(EXERCISE DETAILS): The entries below need to be written out exactly, with no pictures included.

(RECORDS SUPPLIED):

☆ ☆ ☆ ☆ ☆

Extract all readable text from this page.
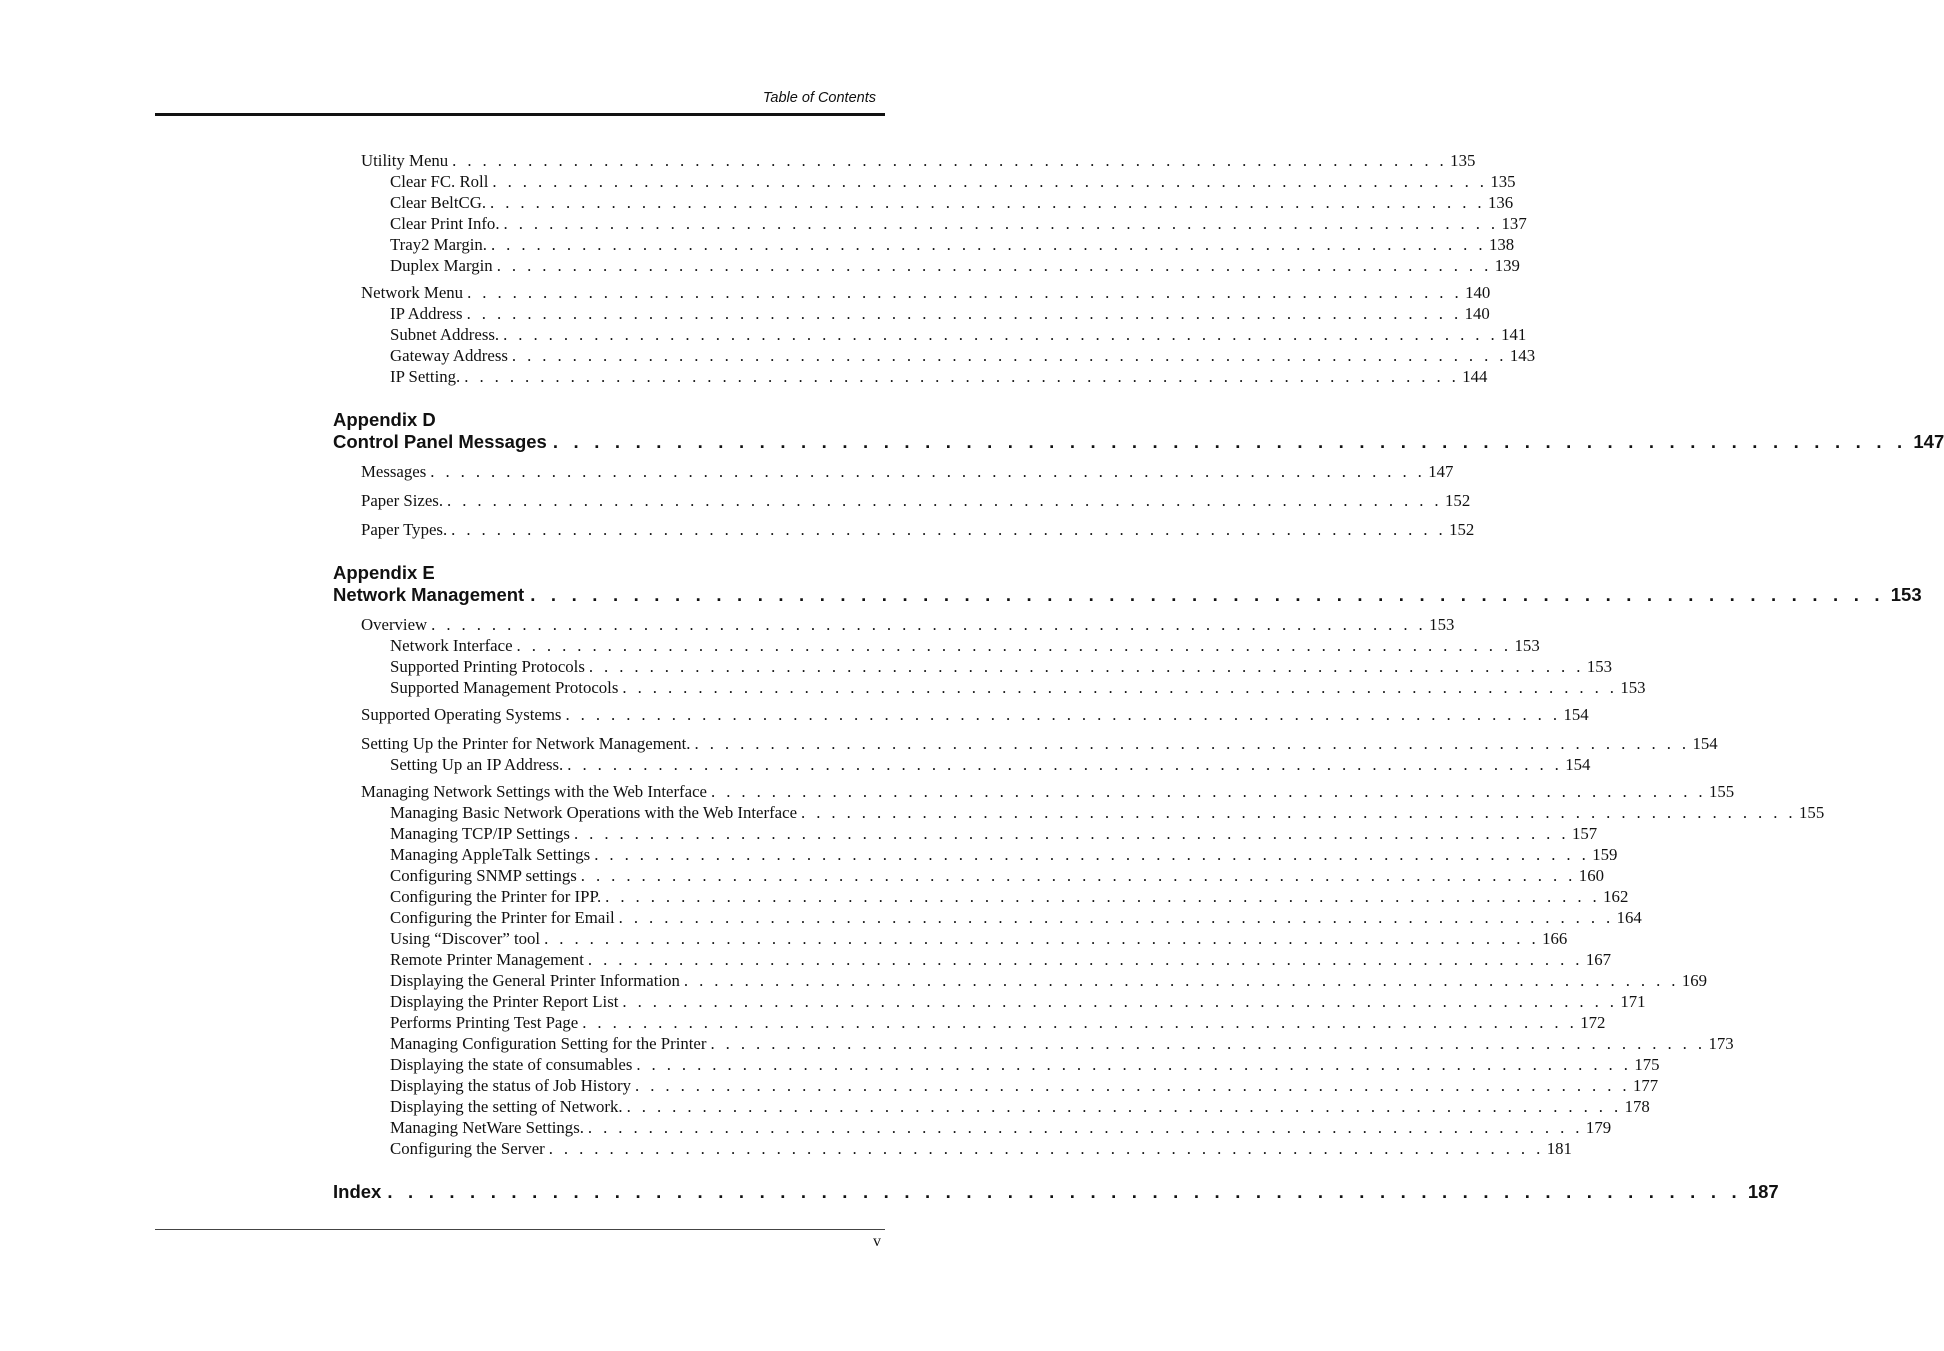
Table of Contents
Utility Menu . . . . . . . . . . . . . . . . . . . . . . . . . . . . . . . . . . . . . . . . . . . . . . . . . . . . . . . . . . . . . . . . . . 135
Clear FC. Roll . . . . . . . . . . . . . . . . . . . . . . . . . . . . . . . . . . . . . . . . . . . . . . . . . . . . . . . . . . . . . . . . . . 135
Clear BeltCG. . . . . . . . . . . . . . . . . . . . . . . . . . . . . . . . . . . . . . . . . . . . . . . . . . . . . . . . . . . . . . . . . . . 136
Clear Print Info. . . . . . . . . . . . . . . . . . . . . . . . . . . . . . . . . . . . . . . . . . . . . . . . . . . . . . . . . . . . . . . . . . . 137
Tray2 Margin. . . . . . . . . . . . . . . . . . . . . . . . . . . . . . . . . . . . . . . . . . . . . . . . . . . . . . . . . . . . . . . . . . . 138
Duplex Margin . . . . . . . . . . . . . . . . . . . . . . . . . . . . . . . . . . . . . . . . . . . . . . . . . . . . . . . . . . . . . . . . . . 139
Network Menu . . . . . . . . . . . . . . . . . . . . . . . . . . . . . . . . . . . . . . . . . . . . . . . . . . . . . . . . . . . . . . . . . . 140
IP Address . . . . . . . . . . . . . . . . . . . . . . . . . . . . . . . . . . . . . . . . . . . . . . . . . . . . . . . . . . . . . . . . . . 140
Subnet Address. . . . . . . . . . . . . . . . . . . . . . . . . . . . . . . . . . . . . . . . . . . . . . . . . . . . . . . . . . . . . . . . . . . 141
Gateway Address . . . . . . . . . . . . . . . . . . . . . . . . . . . . . . . . . . . . . . . . . . . . . . . . . . . . . . . . . . . . . . . . . . 143
IP Setting. . . . . . . . . . . . . . . . . . . . . . . . . . . . . . . . . . . . . . . . . . . . . . . . . . . . . . . . . . . . . . . . . . . 144
Appendix D
Control Panel Messages . . . . . . . . . . . . . . . . . . . . . . . . . . . . . . . . . . . . . . . . . . . . . . . . . . . . . . . . . . . . . . . . . . 147
Messages . . . . . . . . . . . . . . . . . . . . . . . . . . . . . . . . . . . . . . . . . . . . . . . . . . . . . . . . . . . . . . . . . . 147
Paper Sizes. . . . . . . . . . . . . . . . . . . . . . . . . . . . . . . . . . . . . . . . . . . . . . . . . . . . . . . . . . . . . . . . . . . 152
Paper Types. . . . . . . . . . . . . . . . . . . . . . . . . . . . . . . . . . . . . . . . . . . . . . . . . . . . . . . . . . . . . . . . . . . 152
Appendix E
Network Management . . . . . . . . . . . . . . . . . . . . . . . . . . . . . . . . . . . . . . . . . . . . . . . . . . . . . . . . . . . . . . . . . . 153
Overview . . . . . . . . . . . . . . . . . . . . . . . . . . . . . . . . . . . . . . . . . . . . . . . . . . . . . . . . . . . . . . . . . . 153
Network Interface . . . . . . . . . . . . . . . . . . . . . . . . . . . . . . . . . . . . . . . . . . . . . . . . . . . . . . . . . . . . . . . . . . 153
Supported Printing Protocols . . . . . . . . . . . . . . . . . . . . . . . . . . . . . . . . . . . . . . . . . . . . . . . . . . . . . . . . . . . . . . . . . . 153
Supported Management Protocols . . . . . . . . . . . . . . . . . . . . . . . . . . . . . . . . . . . . . . . . . . . . . . . . . . . . . . . . . . . . . . . . . . 153
Supported Operating Systems . . . . . . . . . . . . . . . . . . . . . . . . . . . . . . . . . . . . . . . . . . . . . . . . . . . . . . . . . . . . . . . . . . 154
Setting Up the Printer for Network Management. . . . . . . . . . . . . . . . . . . . . . . . . . . . . . . . . . . . . . . . . . . . . . . . . . . . . . . . . . . . . . . . . . . 154
Setting Up an IP Address. . . . . . . . . . . . . . . . . . . . . . . . . . . . . . . . . . . . . . . . . . . . . . . . . . . . . . . . . . . . . . . . . . . 154
Managing Network Settings with the Web Interface . . . . . . . . . . . . . . . . . . . . . . . . . . . . . . . . . . . . . . . . . . . . . . . . . . . . . . . . . . . . . . . . . . 155
Managing Basic Network Operations with the Web Interface . . . . . . . . . . . . . . . . . . . . . . . . . . . . . . . . . . . . . . . . . . . . . . . . . . . . . . . . . . . . . . . . . . 155
Managing TCP/IP Settings . . . . . . . . . . . . . . . . . . . . . . . . . . . . . . . . . . . . . . . . . . . . . . . . . . . . . . . . . . . . . . . . . . 157
Managing AppleTalk Settings . . . . . . . . . . . . . . . . . . . . . . . . . . . . . . . . . . . . . . . . . . . . . . . . . . . . . . . . . . . . . . . . . . 159
Configuring SNMP settings . . . . . . . . . . . . . . . . . . . . . . . . . . . . . . . . . . . . . . . . . . . . . . . . . . . . . . . . . . . . . . . . . . 160
Configuring the Printer for IPP. . . . . . . . . . . . . . . . . . . . . . . . . . . . . . . . . . . . . . . . . . . . . . . . . . . . . . . . . . . . . . . . . . . 162
Configuring the Printer for Email . . . . . . . . . . . . . . . . . . . . . . . . . . . . . . . . . . . . . . . . . . . . . . . . . . . . . . . . . . . . . . . . . . 164
Using “Discover” tool . . . . . . . . . . . . . . . . . . . . . . . . . . . . . . . . . . . . . . . . . . . . . . . . . . . . . . . . . . . . . . . . . . 166
Remote Printer Management . . . . . . . . . . . . . . . . . . . . . . . . . . . . . . . . . . . . . . . . . . . . . . . . . . . . . . . . . . . . . . . . . . 167
Displaying the General Printer Information . . . . . . . . . . . . . . . . . . . . . . . . . . . . . . . . . . . . . . . . . . . . . . . . . . . . . . . . . . . . . . . . . . 169
Displaying the Printer Report List . . . . . . . . . . . . . . . . . . . . . . . . . . . . . . . . . . . . . . . . . . . . . . . . . . . . . . . . . . . . . . . . . . 171
Performs Printing Test Page . . . . . . . . . . . . . . . . . . . . . . . . . . . . . . . . . . . . . . . . . . . . . . . . . . . . . . . . . . . . . . . . . . 172
Managing Configuration Setting for the Printer . . . . . . . . . . . . . . . . . . . . . . . . . . . . . . . . . . . . . . . . . . . . . . . . . . . . . . . . . . . . . . . . . . 173
Displaying the state of consumables . . . . . . . . . . . . . . . . . . . . . . . . . . . . . . . . . . . . . . . . . . . . . . . . . . . . . . . . . . . . . . . . . . 175
Displaying the status of Job History . . . . . . . . . . . . . . . . . . . . . . . . . . . . . . . . . . . . . . . . . . . . . . . . . . . . . . . . . . . . . . . . . . 177
Displaying the setting of Network. . . . . . . . . . . . . . . . . . . . . . . . . . . . . . . . . . . . . . . . . . . . . . . . . . . . . . . . . . . . . . . . . . . 178
Managing NetWare Settings. . . . . . . . . . . . . . . . . . . . . . . . . . . . . . . . . . . . . . . . . . . . . . . . . . . . . . . . . . . . . . . . . . . 179
Configuring the Server . . . . . . . . . . . . . . . . . . . . . . . . . . . . . . . . . . . . . . . . . . . . . . . . . . . . . . . . . . . . . . . . . . 181
Index . . . . . . . . . . . . . . . . . . . . . . . . . . . . . . . . . . . . . . . . . . . . . . . . . . . . . . . . . . . . . . . . . . 187
v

☆ ☆ ☆ ☆ ☆

(EXERCISE RESULT):
Extract all readable text from this page.
Table of Contents
Utility Menu . . . . . . . . . . . . . . . . . . . . . . . . . . . . . . . . . . . . . . . . . . . . . . . . . . . . . . . . . . . . . . . . . . 135
Clear FC. Roll . . . . . . . . . . . . . . . . . . . . . . . . . . . . . . . . . . . . . . . . . . . . . . . . . . . . . . . . . . . . . . . . . . 135
Clear BeltCG. . . . . . . . . . . . . . . . . . . . . . . . . . . . . . . . . . . . . . . . . . . . . . . . . . . . . . . . . . . . . . . . . . . 136
Clear Print Info. . . . . . . . . . . . . . . . . . . . . . . . . . . . . . . . . . . . . . . . . . . . . . . . . . . . . . . . . . . . . . . . . . . 137
Tray2 Margin. . . . . . . . . . . . . . . . . . . . . . . . . . . . . . . . . . . . . . . . . . . . . . . . . . . . . . . . . . . . . . . . . . . 138
Duplex Margin . . . . . . . . . . . . . . . . . . . . . . . . . . . . . . . . . . . . . . . . . . . . . . . . . . . . . . . . . . . . . . . . . . 139
Network Menu . . . . . . . . . . . . . . . . . . . . . . . . . . . . . . . . . . . . . . . . . . . . . . . . . . . . . . . . . . . . . . . . . . 140
IP Address . . . . . . . . . . . . . . . . . . . . . . . . . . . . . . . . . . . . . . . . . . . . . . . . . . . . . . . . . . . . . . . . . . 140
Subnet Address. . . . . . . . . . . . . . . . . . . . . . . . . . . . . . . . . . . . . . . . . . . . . . . . . . . . . . . . . . . . . . . . . . . 141
Gateway Address . . . . . . . . . . . . . . . . . . . . . . . . . . . . . . . . . . . . . . . . . . . . . . . . . . . . . . . . . . . . . . . . . . 143
IP Setting. . . . . . . . . . . . . . . . . . . . . . . . . . . . . . . . . . . . . . . . . . . . . . . . . . . . . . . . . . . . . . . . . . . 144
Appendix D
Control Panel Messages . . . . . . . . . . . . . . . . . . . . . . . . . . . . . . . . . . . . . . . . . . . . . . . . . . . . . . . . . . . . . . . . . . 147
Messages . . . . . . . . . . . . . . . . . . . . . . . . . . . . . . . . . . . . . . . . . . . . . . . . . . . . . . . . . . . . . . . . . . 147
Paper Sizes. . . . . . . . . . . . . . . . . . . . . . . . . . . . . . . . . . . . . . . . . . . . . . . . . . . . . . . . . . . . . . . . . . . 152
Paper Types. . . . . . . . . . . . . . . . . . . . . . . . . . . . . . . . . . . . . . . . . . . . . . . . . . . . . . . . . . . . . . . . . . . 152
Appendix E
Network Management . . . . . . . . . . . . . . . . . . . . . . . . . . . . . . . . . . . . . . . . . . . . . . . . . . . . . . . . . . . . . . . . . . 153
Overview . . . . . . . . . . . . . . . . . . . . . . . . . . . . . . . . . . . . . . . . . . . . . . . . . . . . . . . . . . . . . . . . . . 153
Network Interface . . . . . . . . . . . . . . . . . . . . . . . . . . . . . . . . . . . . . . . . . . . . . . . . . . . . . . . . . . . . . . . . . . 153
Supported Printing Protocols . . . . . . . . . . . . . . . . . . . . . . . . . . . . . . . . . . . . . . . . . . . . . . . . . . . . . . . . . . . . . . . . . . 153
Supported Management Protocols . . . . . . . . . . . . . . . . . . . . . . . . . . . . . . . . . . . . . . . . . . . . . . . . . . . . . . . . . . . . . . . . . . 153
Supported Operating Systems . . . . . . . . . . . . . . . . . . . . . . . . . . . . . . . . . . . . . . . . . . . . . . . . . . . . . . . . . . . . . . . . . . 154
Setting Up the Printer for Network Management. . . . . . . . . . . . . . . . . . . . . . . . . . . . . . . . . . . . . . . . . . . . . . . . . . . . . . . . . . . . . . . . . . . 154
Setting Up an IP Address. . . . . . . . . . . . . . . . . . . . . . . . . . . . . . . . . . . . . . . . . . . . . . . . . . . . . . . . . . . . . . . . . . . 154
Managing Network Settings with the Web Interface . . . . . . . . . . . . . . . . . . . . . . . . . . . . . . . . . . . . . . . . . . . . . . . . . . . . . . . . . . . . . . . . . . 155
Managing Basic Network Operations with the Web Interface . . . . . . . . . . . . . . . . . . . . . . . . . . . . . . . . . . . . . . . . . . . . . . . . . . . . . . . . . . . . . . . . . . 155
Managing TCP/IP Settings . . . . . . . . . . . . . . . . . . . . . . . . . . . . . . . . . . . . . . . . . . . . . . . . . . . . . . . . . . . . . . . . . . 157
Managing AppleTalk Settings . . . . . . . . . . . . . . . . . . . . . . . . . . . . . . . . . . . . . . . . . . . . . . . . . . . . . . . . . . . . . . . . . . 159
Configuring SNMP settings . . . . . . . . . . . . . . . . . . . . . . . . . . . . . . . . . . . . . . . . . . . . . . . . . . . . . . . . . . . . . . . . . . 160
Configuring the Printer for IPP. . . . . . . . . . . . . . . . . . . . . . . . . . . . . . . . . . . . . . . . . . . . . . . . . . . . . . . . . . . . . . . . . . . 162
Configuring the Printer for Email . . . . . . . . . . . . . . . . . . . . . . . . . . . . . . . . . . . . . . . . . . . . . . . . . . . . . . . . . . . . . . . . . . 164
Using “Discover” tool . . . . . . . . . . . . . . . . . . . . . . . . . . . . . . . . . . . . . . . . . . . . . . . . . . . . . . . . . . . . . . . . . . 166
Remote Printer Management . . . . . . . . . . . . . . . . . . . . . . . . . . . . . . . . . . . . . . . . . . . . . . . . . . . . . . . . . . . . . . . . . . 167
Displaying the General Printer Information . . . . . . . . . . . . . . . . . . . . . . . . . . . . . . . . . . . . . . . . . . . . . . . . . . . . . . . . . . . . . . . . . . 169
Displaying the Printer Report List . . . . . . . . . . . . . . . . . . . . . . . . . . . . . . . . . . . . . . . . . . . . . . . . . . . . . . . . . . . . . . . . . . 171
Performs Printing Test Page . . . . . . . . . . . . . . . . . . . . . . . . . . . . . . . . . . . . . . . . . . . . . . . . . . . . . . . . . . . . . . . . . . 172
Managing Configuration Setting for the Printer . . . . . . . . . . . . . . . . . . . . . . . . . . . . . . . . . . . . . . . . . . . . . . . . . . . . . . . . . . . . . . . . . . 173
Displaying the state of consumables . . . . . . . . . . . . . . . . . . . . . . . . . . . . . . . . . . . . . . . . . . . . . . . . . . . . . . . . . . . . . . . . . . 175
Displaying the status of Job History . . . . . . . . . . . . . . . . . . . . . . . . . . . . . . . . . . . . . . . . . . . . . . . . . . . . . . . . . . . . . . . . . . 177
Displaying the setting of Network. . . . . . . . . . . . . . . . . . . . . . . . . . . . . . . . . . . . . . . . . . . . . . . . . . . . . . . . . . . . . . . . . . . 178
Managing NetWare Settings. . . . . . . . . . . . . . . . . . . . . . . . . . . . . . . . . . . . . . . . . . . . . . . . . . . . . . . . . . . . . . . . . . . 179
Configuring the Server . . . . . . . . . . . . . . . . . . . . . . . . . . . . . . . . . . . . . . . . . . . . . . . . . . . . . . . . . . . . . . . . . . 181
Index . . . . . . . . . . . . . . . . . . . . . . . . . . . . . . . . . . . . . . . . . . . . . . . . . . . . . . . . . . . . . . . . . . 187
v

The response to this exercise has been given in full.